▸ **Your goal**:
Count the lines below that contain "суюқликнинг". Give only the number.

(Extracted records)
"""

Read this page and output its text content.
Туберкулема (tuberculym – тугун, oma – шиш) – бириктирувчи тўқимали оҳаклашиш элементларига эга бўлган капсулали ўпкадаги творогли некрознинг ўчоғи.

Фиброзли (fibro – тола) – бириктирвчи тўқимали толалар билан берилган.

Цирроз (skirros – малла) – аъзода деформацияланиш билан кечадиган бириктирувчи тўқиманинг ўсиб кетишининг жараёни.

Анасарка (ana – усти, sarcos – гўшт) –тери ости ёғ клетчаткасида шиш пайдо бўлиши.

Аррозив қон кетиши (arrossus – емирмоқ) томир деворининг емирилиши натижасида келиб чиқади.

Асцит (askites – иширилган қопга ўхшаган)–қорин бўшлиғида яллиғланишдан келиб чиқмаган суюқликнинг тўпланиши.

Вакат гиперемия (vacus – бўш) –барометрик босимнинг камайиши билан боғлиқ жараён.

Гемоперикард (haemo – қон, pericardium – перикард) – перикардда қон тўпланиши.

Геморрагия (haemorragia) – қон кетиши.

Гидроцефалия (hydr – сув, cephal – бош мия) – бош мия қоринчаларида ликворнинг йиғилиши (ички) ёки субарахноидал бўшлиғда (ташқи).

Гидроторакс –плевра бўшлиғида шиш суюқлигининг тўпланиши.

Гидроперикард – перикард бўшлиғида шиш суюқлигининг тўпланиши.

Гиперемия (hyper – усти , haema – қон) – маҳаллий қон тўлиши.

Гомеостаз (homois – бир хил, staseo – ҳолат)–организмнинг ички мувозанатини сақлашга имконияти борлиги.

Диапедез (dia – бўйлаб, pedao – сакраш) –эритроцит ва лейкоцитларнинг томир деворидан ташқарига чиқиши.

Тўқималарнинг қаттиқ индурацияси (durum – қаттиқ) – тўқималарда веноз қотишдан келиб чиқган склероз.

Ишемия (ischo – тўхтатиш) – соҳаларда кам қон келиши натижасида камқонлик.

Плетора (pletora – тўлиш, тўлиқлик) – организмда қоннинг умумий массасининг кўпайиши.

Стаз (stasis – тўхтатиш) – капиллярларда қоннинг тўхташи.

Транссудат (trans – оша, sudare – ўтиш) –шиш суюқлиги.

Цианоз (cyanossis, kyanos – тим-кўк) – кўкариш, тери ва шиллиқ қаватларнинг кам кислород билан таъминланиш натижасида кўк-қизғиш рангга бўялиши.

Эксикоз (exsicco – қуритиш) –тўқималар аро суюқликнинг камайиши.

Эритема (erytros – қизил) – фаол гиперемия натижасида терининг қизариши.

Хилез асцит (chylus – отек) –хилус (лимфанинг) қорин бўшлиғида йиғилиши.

"""
"""

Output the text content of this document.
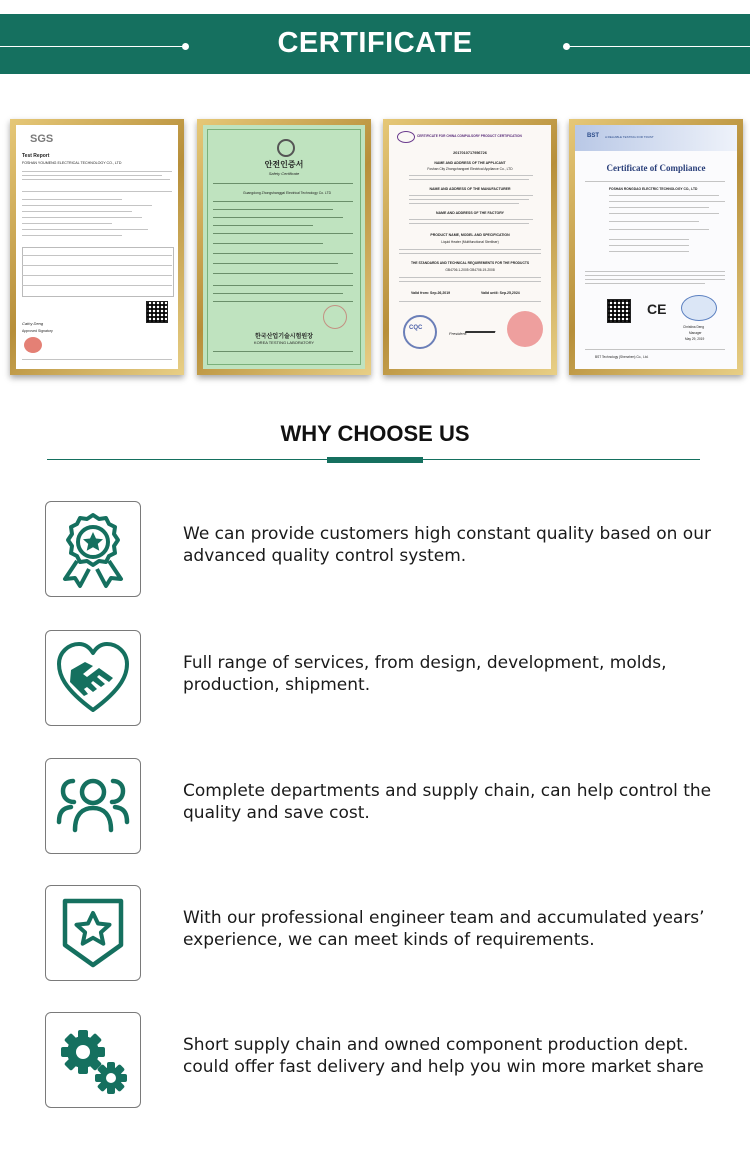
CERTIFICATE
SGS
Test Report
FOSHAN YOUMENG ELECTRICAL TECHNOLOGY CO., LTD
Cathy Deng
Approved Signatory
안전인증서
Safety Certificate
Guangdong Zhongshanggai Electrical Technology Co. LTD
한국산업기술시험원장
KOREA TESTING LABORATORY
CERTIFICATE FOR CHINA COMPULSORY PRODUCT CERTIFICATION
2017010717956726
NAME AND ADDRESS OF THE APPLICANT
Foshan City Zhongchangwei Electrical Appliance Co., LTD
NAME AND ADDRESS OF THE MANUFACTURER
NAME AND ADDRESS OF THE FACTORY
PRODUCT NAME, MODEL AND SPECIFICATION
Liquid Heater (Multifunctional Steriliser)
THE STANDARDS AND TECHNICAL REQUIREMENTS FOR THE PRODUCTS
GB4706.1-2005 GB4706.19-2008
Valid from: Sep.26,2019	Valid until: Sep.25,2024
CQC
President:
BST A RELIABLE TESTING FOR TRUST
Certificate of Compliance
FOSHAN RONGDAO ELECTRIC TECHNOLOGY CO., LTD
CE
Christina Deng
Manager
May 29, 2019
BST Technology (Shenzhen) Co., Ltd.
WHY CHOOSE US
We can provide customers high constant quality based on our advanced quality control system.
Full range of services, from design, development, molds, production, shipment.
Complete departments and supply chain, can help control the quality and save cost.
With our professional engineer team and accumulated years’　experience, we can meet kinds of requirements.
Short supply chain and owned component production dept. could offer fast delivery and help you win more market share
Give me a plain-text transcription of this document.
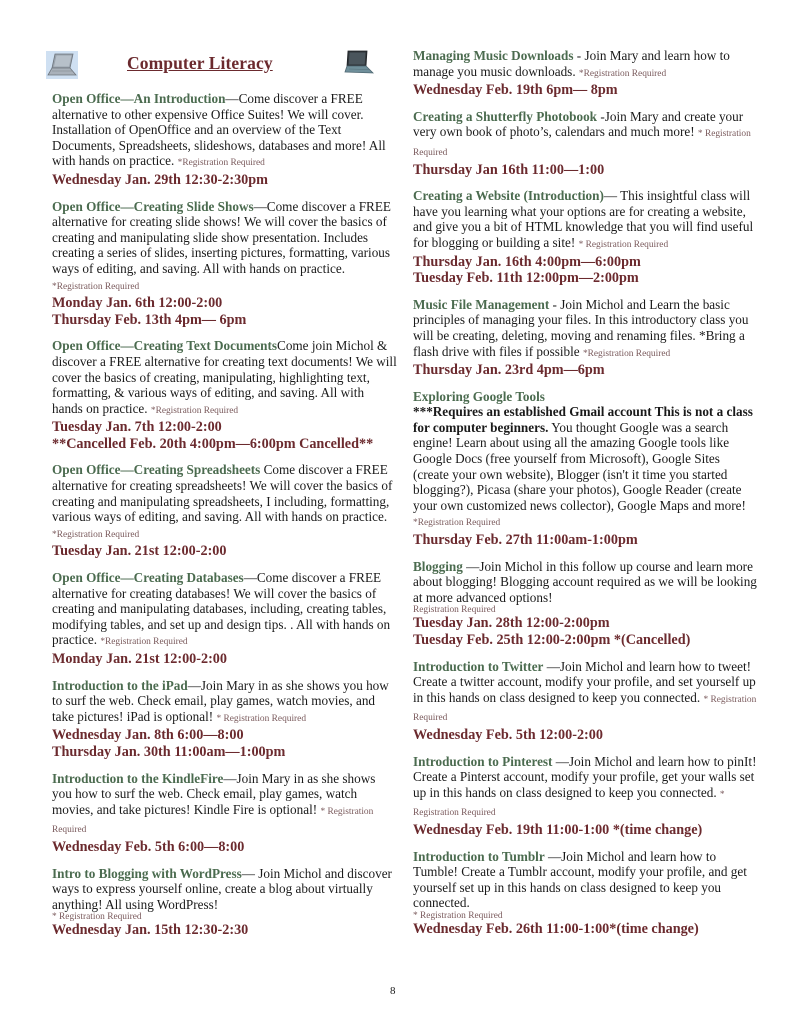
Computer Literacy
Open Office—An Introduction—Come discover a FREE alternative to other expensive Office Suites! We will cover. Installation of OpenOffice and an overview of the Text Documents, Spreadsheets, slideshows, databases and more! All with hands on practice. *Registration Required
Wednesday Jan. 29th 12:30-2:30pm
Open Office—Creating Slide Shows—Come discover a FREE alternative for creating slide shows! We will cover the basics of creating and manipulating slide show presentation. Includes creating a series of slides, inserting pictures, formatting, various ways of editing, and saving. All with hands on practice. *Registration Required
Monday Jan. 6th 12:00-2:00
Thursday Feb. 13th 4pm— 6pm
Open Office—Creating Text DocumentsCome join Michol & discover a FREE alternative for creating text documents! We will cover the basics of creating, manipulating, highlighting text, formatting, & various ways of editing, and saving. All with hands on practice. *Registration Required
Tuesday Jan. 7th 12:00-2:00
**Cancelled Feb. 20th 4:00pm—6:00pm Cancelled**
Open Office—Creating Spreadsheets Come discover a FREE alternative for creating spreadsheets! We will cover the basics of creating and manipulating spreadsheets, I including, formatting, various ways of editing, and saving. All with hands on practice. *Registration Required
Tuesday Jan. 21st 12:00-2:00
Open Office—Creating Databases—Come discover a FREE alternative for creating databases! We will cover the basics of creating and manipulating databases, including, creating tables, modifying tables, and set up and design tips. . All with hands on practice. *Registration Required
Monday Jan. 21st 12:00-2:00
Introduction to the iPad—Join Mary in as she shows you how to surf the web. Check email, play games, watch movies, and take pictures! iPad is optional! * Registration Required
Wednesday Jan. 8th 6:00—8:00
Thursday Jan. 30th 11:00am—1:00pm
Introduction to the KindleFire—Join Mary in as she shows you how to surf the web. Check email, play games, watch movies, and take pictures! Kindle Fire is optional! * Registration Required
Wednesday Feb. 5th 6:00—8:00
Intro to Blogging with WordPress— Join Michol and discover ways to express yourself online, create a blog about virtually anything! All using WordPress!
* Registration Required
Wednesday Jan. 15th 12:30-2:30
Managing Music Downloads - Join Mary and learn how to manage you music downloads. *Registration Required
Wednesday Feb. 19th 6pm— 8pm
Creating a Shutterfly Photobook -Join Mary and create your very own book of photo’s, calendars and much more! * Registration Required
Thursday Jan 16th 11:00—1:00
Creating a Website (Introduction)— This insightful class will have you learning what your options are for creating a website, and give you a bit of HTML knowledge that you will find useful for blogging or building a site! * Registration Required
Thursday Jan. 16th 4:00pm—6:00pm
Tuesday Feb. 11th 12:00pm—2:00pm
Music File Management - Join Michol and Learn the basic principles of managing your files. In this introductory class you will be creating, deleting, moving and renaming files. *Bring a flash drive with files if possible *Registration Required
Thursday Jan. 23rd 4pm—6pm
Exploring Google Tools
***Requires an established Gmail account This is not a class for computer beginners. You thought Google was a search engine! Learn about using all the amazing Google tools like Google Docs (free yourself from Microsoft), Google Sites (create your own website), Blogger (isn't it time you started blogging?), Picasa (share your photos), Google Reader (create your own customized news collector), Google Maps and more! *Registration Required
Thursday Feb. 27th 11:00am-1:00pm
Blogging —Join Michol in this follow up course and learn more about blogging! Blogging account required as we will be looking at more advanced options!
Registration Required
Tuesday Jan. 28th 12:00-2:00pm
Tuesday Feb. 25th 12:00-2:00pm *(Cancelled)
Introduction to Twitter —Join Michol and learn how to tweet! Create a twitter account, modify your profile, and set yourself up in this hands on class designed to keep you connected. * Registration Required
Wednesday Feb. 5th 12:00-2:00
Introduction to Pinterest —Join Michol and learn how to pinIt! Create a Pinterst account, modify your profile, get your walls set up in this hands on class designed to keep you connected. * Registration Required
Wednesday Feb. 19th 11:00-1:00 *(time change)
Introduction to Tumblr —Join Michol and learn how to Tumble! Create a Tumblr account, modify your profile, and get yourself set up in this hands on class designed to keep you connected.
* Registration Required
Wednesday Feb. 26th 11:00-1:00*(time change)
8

"""
"""

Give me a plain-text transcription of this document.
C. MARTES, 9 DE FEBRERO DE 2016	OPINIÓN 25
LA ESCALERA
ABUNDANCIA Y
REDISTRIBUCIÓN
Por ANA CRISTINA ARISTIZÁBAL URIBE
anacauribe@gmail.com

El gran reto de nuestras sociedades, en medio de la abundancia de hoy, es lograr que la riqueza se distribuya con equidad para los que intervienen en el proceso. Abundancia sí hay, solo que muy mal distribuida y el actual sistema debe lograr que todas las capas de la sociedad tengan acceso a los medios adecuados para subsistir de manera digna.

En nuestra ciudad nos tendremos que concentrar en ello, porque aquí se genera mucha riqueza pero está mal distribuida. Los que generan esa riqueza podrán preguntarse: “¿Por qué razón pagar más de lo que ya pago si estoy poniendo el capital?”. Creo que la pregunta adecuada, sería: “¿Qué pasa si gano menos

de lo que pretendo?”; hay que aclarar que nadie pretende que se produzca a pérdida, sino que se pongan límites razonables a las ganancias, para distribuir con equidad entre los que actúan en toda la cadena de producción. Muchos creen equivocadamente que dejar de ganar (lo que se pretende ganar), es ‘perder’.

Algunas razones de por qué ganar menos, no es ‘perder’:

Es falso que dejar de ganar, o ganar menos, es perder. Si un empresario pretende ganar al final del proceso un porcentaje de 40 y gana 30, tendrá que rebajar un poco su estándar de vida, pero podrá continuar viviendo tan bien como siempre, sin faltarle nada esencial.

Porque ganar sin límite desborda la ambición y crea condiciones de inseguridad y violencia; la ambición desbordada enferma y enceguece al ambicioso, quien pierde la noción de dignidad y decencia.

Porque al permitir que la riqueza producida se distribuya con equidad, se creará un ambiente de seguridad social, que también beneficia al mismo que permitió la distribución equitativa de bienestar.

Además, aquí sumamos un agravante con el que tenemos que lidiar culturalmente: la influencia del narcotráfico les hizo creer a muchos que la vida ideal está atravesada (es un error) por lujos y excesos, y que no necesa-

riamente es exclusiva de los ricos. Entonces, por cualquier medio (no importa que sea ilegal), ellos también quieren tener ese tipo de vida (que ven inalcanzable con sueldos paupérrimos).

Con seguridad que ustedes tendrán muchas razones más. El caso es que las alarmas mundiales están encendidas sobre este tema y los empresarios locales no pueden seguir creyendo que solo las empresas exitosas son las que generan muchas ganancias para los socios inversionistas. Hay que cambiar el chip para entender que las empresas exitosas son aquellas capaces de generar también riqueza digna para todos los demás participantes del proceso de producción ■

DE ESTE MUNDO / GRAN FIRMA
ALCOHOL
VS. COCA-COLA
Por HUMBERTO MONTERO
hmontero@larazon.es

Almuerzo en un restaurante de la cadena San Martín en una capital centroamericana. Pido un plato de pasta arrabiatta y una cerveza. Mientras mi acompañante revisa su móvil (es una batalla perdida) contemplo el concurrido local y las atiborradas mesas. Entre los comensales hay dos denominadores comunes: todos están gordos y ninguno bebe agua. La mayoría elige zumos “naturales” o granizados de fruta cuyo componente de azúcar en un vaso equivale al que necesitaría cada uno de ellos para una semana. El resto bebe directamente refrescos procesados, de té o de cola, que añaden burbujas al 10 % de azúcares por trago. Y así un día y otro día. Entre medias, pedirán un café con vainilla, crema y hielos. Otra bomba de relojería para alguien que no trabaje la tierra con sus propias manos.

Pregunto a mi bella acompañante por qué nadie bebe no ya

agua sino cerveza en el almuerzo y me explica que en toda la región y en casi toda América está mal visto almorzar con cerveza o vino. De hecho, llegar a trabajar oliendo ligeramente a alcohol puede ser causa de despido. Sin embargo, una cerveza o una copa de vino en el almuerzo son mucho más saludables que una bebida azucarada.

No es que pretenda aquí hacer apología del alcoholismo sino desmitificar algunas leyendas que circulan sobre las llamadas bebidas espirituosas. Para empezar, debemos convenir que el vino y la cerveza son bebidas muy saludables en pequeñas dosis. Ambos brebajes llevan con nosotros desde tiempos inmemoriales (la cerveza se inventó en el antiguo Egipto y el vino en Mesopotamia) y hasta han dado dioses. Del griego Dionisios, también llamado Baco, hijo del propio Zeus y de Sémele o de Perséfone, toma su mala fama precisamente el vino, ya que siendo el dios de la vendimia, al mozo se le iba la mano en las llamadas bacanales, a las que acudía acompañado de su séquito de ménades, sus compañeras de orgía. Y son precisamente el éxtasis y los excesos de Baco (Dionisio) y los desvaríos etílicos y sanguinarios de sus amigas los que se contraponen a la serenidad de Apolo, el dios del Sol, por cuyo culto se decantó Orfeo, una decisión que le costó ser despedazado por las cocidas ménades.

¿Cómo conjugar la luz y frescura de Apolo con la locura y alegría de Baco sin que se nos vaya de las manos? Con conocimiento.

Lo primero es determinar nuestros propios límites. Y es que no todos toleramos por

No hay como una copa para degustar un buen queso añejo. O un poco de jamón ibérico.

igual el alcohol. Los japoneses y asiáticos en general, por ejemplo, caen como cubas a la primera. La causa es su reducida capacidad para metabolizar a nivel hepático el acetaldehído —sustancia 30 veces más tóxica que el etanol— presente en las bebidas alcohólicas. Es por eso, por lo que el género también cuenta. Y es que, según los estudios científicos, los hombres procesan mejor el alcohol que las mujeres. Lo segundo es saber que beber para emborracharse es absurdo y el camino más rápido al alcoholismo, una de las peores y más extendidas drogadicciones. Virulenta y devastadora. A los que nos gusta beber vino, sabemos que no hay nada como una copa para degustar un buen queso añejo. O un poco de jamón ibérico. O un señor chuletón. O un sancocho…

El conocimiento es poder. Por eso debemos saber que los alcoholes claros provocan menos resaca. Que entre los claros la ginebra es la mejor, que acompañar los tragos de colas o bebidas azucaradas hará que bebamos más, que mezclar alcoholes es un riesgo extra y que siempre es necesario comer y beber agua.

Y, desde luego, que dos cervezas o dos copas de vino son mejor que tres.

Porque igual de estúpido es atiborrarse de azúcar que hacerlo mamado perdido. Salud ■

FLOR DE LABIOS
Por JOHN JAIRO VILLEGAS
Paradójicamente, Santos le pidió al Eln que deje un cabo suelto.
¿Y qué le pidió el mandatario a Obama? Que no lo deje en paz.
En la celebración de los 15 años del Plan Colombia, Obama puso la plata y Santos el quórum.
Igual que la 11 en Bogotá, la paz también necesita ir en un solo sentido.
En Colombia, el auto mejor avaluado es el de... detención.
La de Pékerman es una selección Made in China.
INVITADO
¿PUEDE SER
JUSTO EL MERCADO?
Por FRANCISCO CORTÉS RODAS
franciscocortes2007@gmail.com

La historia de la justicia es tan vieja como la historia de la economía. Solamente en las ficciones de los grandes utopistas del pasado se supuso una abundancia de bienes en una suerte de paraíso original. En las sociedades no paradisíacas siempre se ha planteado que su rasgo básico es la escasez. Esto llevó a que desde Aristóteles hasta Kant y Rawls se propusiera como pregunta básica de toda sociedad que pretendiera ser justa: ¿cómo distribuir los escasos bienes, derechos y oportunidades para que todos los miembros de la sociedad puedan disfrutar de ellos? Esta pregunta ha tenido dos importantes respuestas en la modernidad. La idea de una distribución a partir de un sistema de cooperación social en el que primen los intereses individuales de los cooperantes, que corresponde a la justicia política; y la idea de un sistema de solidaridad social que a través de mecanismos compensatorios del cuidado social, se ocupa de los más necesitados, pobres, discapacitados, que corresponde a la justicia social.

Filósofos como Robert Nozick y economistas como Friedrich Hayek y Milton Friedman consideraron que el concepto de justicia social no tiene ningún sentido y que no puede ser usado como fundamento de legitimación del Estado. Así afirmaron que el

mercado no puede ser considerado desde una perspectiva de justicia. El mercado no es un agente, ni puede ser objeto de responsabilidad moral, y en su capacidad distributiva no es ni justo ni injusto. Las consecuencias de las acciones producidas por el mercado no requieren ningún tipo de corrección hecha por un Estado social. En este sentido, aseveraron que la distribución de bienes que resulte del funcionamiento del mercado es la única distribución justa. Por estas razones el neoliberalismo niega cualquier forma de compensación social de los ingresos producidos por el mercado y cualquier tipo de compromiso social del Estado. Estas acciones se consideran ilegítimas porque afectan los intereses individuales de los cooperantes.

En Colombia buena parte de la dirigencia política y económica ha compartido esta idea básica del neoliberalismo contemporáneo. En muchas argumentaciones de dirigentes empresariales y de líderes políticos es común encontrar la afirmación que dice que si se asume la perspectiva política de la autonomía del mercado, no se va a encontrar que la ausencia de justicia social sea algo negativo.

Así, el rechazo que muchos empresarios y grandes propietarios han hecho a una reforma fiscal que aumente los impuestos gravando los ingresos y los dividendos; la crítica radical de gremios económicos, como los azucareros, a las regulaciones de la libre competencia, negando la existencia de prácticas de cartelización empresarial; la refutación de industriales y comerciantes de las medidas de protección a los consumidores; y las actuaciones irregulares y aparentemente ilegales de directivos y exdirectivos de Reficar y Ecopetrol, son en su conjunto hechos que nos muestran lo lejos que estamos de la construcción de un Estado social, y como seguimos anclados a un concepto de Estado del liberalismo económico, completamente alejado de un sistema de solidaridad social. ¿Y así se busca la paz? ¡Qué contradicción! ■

"""

▸ **The response**:
2